Recorded data
'''
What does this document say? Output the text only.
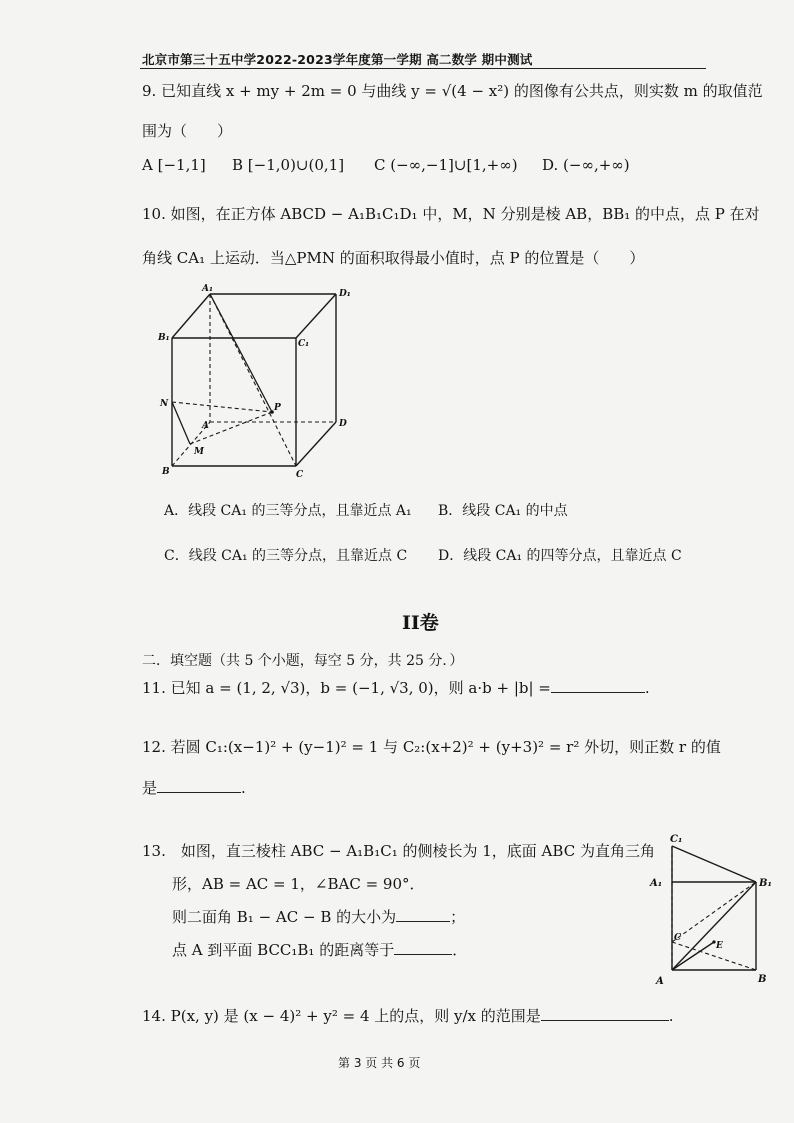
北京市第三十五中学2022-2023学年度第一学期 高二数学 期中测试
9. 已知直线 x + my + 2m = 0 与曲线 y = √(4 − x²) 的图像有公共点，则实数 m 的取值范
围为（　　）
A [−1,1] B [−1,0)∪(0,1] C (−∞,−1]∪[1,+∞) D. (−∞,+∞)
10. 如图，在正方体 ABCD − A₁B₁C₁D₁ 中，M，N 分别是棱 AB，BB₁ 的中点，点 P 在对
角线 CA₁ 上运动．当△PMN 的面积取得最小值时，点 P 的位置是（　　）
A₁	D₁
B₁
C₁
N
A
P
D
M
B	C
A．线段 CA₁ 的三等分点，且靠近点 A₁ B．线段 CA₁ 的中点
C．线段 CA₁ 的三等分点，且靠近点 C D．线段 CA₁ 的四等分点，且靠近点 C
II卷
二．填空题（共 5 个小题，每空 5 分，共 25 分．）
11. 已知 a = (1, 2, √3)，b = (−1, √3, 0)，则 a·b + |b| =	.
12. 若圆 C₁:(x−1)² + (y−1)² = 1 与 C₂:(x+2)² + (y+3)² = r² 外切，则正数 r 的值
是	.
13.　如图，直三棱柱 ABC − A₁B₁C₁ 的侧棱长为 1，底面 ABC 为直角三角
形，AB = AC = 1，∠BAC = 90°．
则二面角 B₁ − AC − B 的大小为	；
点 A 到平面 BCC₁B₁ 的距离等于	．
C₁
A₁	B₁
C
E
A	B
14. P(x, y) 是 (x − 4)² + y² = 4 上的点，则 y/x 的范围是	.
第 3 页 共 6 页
'''
• _Problem details_
Each record above is to be restated exactly, with its pictures removed from the copy.

• _Result for this exercise_
What does this document say? Output the text only.
北京市第三十五中学2022-2023学年度第一学期 高二数学 期中测试
9. 已知直线 x + my + 2m = 0 与曲线 y = √(4 − x²) 的图像有公共点，则实数 m 的取值范
围为（　　）
A [−1,1] B [−1,0)∪(0,1] C (−∞,−1]∪[1,+∞) D. (−∞,+∞)
10. 如图，在正方体 ABCD − A₁B₁C₁D₁ 中，M，N 分别是棱 AB，BB₁ 的中点，点 P 在对
角线 CA₁ 上运动．当△PMN 的面积取得最小值时，点 P 的位置是（　　）
A₁	D₁
B₁
C₁
N
A
P
D
M
B	C
A．线段 CA₁ 的三等分点，且靠近点 A₁ B．线段 CA₁ 的中点
C．线段 CA₁ 的三等分点，且靠近点 C D．线段 CA₁ 的四等分点，且靠近点 C
II卷
二．填空题（共 5 个小题，每空 5 分，共 25 分．）
11. 已知 a = (1, 2, √3)，b = (−1, √3, 0)，则 a·b + |b| =	.
12. 若圆 C₁:(x−1)² + (y−1)² = 1 与 C₂:(x+2)² + (y+3)² = r² 外切，则正数 r 的值
是	.
13.　如图，直三棱柱 ABC − A₁B₁C₁ 的侧棱长为 1，底面 ABC 为直角三角
形，AB = AC = 1，∠BAC = 90°．
则二面角 B₁ − AC − B 的大小为	；
点 A 到平面 BCC₁B₁ 的距离等于	．
C₁
A₁	B₁
C
E
A	B
14. P(x, y) 是 (x − 4)² + y² = 4 上的点，则 y/x 的范围是	.
第 3 页 共 6 页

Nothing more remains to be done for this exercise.